Data items:
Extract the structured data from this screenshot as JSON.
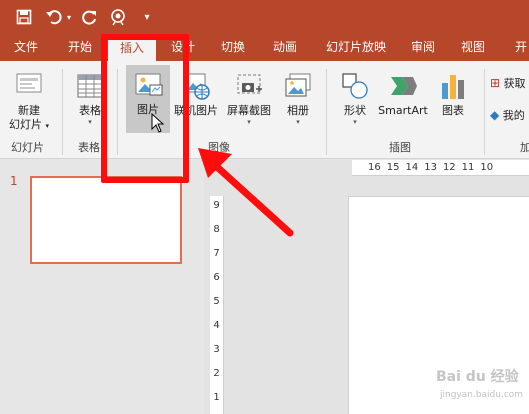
{
  "quick_access": {
    "items": [
      {
        "name": "save-icon"
      },
      {
        "name": "undo-icon"
      },
      {
        "name": "redo-icon"
      },
      {
        "name": "present-from-start-icon"
      },
      {
        "name": "customize-qat-icon"
      }
    ]
  },
  "tabs": [
    {
      "label": "文件",
      "active": false
    },
    {
      "label": "开始",
      "active": false
    },
    {
      "label": "插入",
      "active": true
    },
    {
      "label": "设计",
      "active": false
    },
    {
      "label": "切换",
      "active": false
    },
    {
      "label": "动画",
      "active": false
    },
    {
      "label": "幻灯片放映",
      "active": false
    },
    {
      "label": "审阅",
      "active": false
    },
    {
      "label": "视图",
      "active": false
    },
    {
      "label": "开",
      "active": false
    }
  ],
  "ribbon": {
    "new_slide": {
      "line1": "新建",
      "line2": "幻灯片"
    },
    "table": {
      "label": "表格"
    },
    "picture": {
      "label": "图片"
    },
    "online_picture": {
      "label": "联机图片"
    },
    "screenshot": {
      "label": "屏幕截图"
    },
    "album": {
      "label": "相册"
    },
    "shapes": {
      "label": "形状"
    },
    "smartart": {
      "label": "SmartArt"
    },
    "chart": {
      "label": "图表"
    },
    "get_addins": {
      "label": "获取"
    },
    "my_addins": {
      "label": "我的"
    },
    "groups": {
      "slides": "幻灯片",
      "tables": "表格",
      "images": "图像",
      "illustrations": "插图",
      "addins": "加"
    }
  },
  "slides_pane": {
    "slide_number": "1"
  },
  "ruler": {
    "h_ticks": [
      "16",
      "15",
      "14",
      "13",
      "12",
      "11",
      "10"
    ],
    "v_ticks": [
      "9",
      "8",
      "7",
      "6",
      "5",
      "4",
      "3",
      "2",
      "1"
    ]
  },
  "colors": {
    "accent": "#b7472a",
    "annotation_red": "#ff0c0c",
    "thumbnail_border": "#e46c51"
  },
  "watermark": {
    "text": "Bai du 经验",
    "sub": "jingyan.baidu.com"
  }
}
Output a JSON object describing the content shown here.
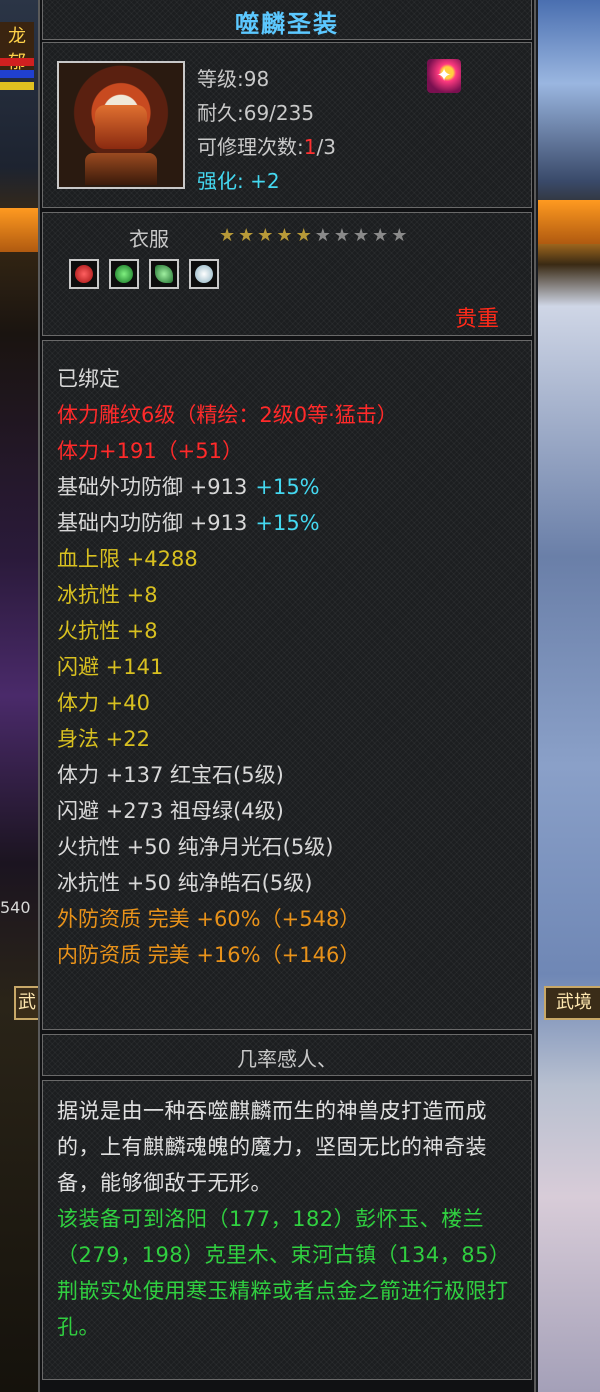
{
  "item": {
    "name": "噬麟圣装",
    "level_label": "等级:98",
    "durability_label": "耐久:69/235",
    "repair_prefix": "可修理次数:",
    "repair_used": "1",
    "repair_total": "/3",
    "enhance_label": "强化: +2",
    "category": "衣服",
    "stars_filled": 5,
    "stars_total": 10,
    "rarity": "贵重"
  },
  "stats": [
    {
      "text": "已绑定",
      "color": "white"
    },
    {
      "text": "体力雕纹6级（精绘：2级0等·猛击）",
      "color": "red"
    },
    {
      "text": "体力+191（+51）",
      "color": "red"
    },
    {
      "text": "基础外功防御 +913",
      "extra": "+15%",
      "color": "white"
    },
    {
      "text": "基础内功防御 +913",
      "extra": "+15%",
      "color": "white"
    },
    {
      "text": "血上限 +4288",
      "color": "yellow"
    },
    {
      "text": "冰抗性 +8",
      "color": "yellow"
    },
    {
      "text": "火抗性 +8",
      "color": "yellow"
    },
    {
      "text": "闪避 +141",
      "color": "yellow"
    },
    {
      "text": "体力 +40",
      "color": "yellow"
    },
    {
      "text": "身法 +22",
      "color": "yellow"
    },
    {
      "text": "体力 +137 红宝石(5级)",
      "color": "white"
    },
    {
      "text": "闪避 +273 祖母绿(4级)",
      "color": "white"
    },
    {
      "text": "火抗性 +50 纯净月光石(5级)",
      "color": "white"
    },
    {
      "text": "冰抗性 +50 纯净皓石(5级)",
      "color": "white"
    },
    {
      "text": "外防资质  完美 +60%（+548）",
      "color": "orange"
    },
    {
      "text": "内防资质  完美 +16%（+146）",
      "color": "orange"
    }
  ],
  "flavor_title": "几率感人、",
  "description": "据说是由一种吞噬麒麟而生的神兽皮打造而成的，上有麒麟魂魄的魔力，坚固无比的神奇装备，能够御敌于无形。",
  "hint": "该装备可到洛阳（177，182）彭怀玉、楼兰（279，198）克里木、束河古镇（134，85）荆嵌实处使用寒玉精粹或者点金之箭进行极限打孔。",
  "background": {
    "left_text": "龙郁",
    "number_text": "540",
    "btn_left": "武",
    "btn_right": "武境"
  },
  "colors": {
    "title": "#5cc8ff",
    "red": "#ff2a2a",
    "yellow": "#d8c020",
    "orange": "#e8921a",
    "cyan": "#44d8f0",
    "green": "#30d040"
  }
}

> _INSTRUCTION_:
Copy all the records above exactly, but leave out the pictures.

> _RESULT OF THE EXERCISE_:
Extract the structured data from this screenshot as JSON.
{
  "quick_access": {
    "items": [
      {
        "name": "save-icon"
      },
      {
        "name": "undo-icon"
      },
      {
        "name": "redo-icon"
      },
      {
        "name": "present-from-start-icon"
      },
      {
        "name": "customize-qat-icon"
      }
    ]
  },
  "tabs": [
    {
      "label": "文件",
      "active": false
    },
    {
      "label": "开始",
      "active": false
    },
    {
      "label": "插入",
      "active": true
    },
    {
      "label": "设计",
      "active": false
    },
    {
      "label": "切换",
      "active": false
    },
    {
      "label": "动画",
      "active": false
    },
    {
      "label": "幻灯片放映",
      "active": false
    },
    {
      "label": "审阅",
      "active": false
    },
    {
      "label": "视图",
      "active": false
    },
    {
      "label": "开",
      "active": false
    }
  ],
  "ribbon": {
    "new_slide": {
      "line1": "新建",
      "line2": "幻灯片"
    },
    "table": {
      "label": "表格"
    },
    "picture": {
      "label": "图片"
    },
    "online_picture": {
      "label": "联机图片"
    },
    "screenshot": {
      "label": "屏幕截图"
    },
    "album": {
      "label": "相册"
    },
    "shapes": {
      "label": "形状"
    },
    "smartart": {
      "label": "SmartArt"
    },
    "chart": {
      "label": "图表"
    },
    "get_addins": {
      "label": "获取"
    },
    "my_addins": {
      "label": "我的"
    },
    "groups": {
      "slides": "幻灯片",
      "tables": "表格",
      "images": "图像",
      "illustrations": "插图",
      "addins": "加"
    }
  },
  "slides_pane": {
    "slide_number": "1"
  },
  "ruler": {
    "h_ticks": [
      "16",
      "15",
      "14",
      "13",
      "12",
      "11",
      "10"
    ],
    "v_ticks": [
      "9",
      "8",
      "7",
      "6",
      "5",
      "4",
      "3",
      "2",
      "1"
    ]
  },
  "colors": {
    "accent": "#b7472a",
    "annotation_red": "#ff0c0c",
    "thumbnail_border": "#e46c51"
  },
  "watermark": {
    "text": "Bai du 经验",
    "sub": "jingyan.baidu.com"
  }
}
Output a JSON object describing the content shown here.
{
  "item": {
    "name": "噬麟圣装",
    "level_label": "等级:98",
    "durability_label": "耐久:69/235",
    "repair_prefix": "可修理次数:",
    "repair_used": "1",
    "repair_total": "/3",
    "enhance_label": "强化: +2",
    "category": "衣服",
    "stars_filled": 5,
    "stars_total": 10,
    "rarity": "贵重"
  },
  "stats": [
    {
      "text": "已绑定",
      "color": "white"
    },
    {
      "text": "体力雕纹6级（精绘：2级0等·猛击）",
      "color": "red"
    },
    {
      "text": "体力+191（+51）",
      "color": "red"
    },
    {
      "text": "基础外功防御 +913",
      "extra": "+15%",
      "color": "white"
    },
    {
      "text": "基础内功防御 +913",
      "extra": "+15%",
      "color": "white"
    },
    {
      "text": "血上限 +4288",
      "color": "yellow"
    },
    {
      "text": "冰抗性 +8",
      "color": "yellow"
    },
    {
      "text": "火抗性 +8",
      "color": "yellow"
    },
    {
      "text": "闪避 +141",
      "color": "yellow"
    },
    {
      "text": "体力 +40",
      "color": "yellow"
    },
    {
      "text": "身法 +22",
      "color": "yellow"
    },
    {
      "text": "体力 +137 红宝石(5级)",
      "color": "white"
    },
    {
      "text": "闪避 +273 祖母绿(4级)",
      "color": "white"
    },
    {
      "text": "火抗性 +50 纯净月光石(5级)",
      "color": "white"
    },
    {
      "text": "冰抗性 +50 纯净皓石(5级)",
      "color": "white"
    },
    {
      "text": "外防资质  完美 +60%（+548）",
      "color": "orange"
    },
    {
      "text": "内防资质  完美 +16%（+146）",
      "color": "orange"
    }
  ],
  "flavor_title": "几率感人、",
  "description": "据说是由一种吞噬麒麟而生的神兽皮打造而成的，上有麒麟魂魄的魔力，坚固无比的神奇装备，能够御敌于无形。",
  "hint": "该装备可到洛阳（177，182）彭怀玉、楼兰（279，198）克里木、束河古镇（134，85）荆嵌实处使用寒玉精粹或者点金之箭进行极限打孔。",
  "background": {
    "left_text": "龙郁",
    "number_text": "540",
    "btn_left": "武",
    "btn_right": "武境"
  },
  "colors": {
    "title": "#5cc8ff",
    "red": "#ff2a2a",
    "yellow": "#d8c020",
    "orange": "#e8921a",
    "cyan": "#44d8f0",
    "green": "#30d040"
  }
}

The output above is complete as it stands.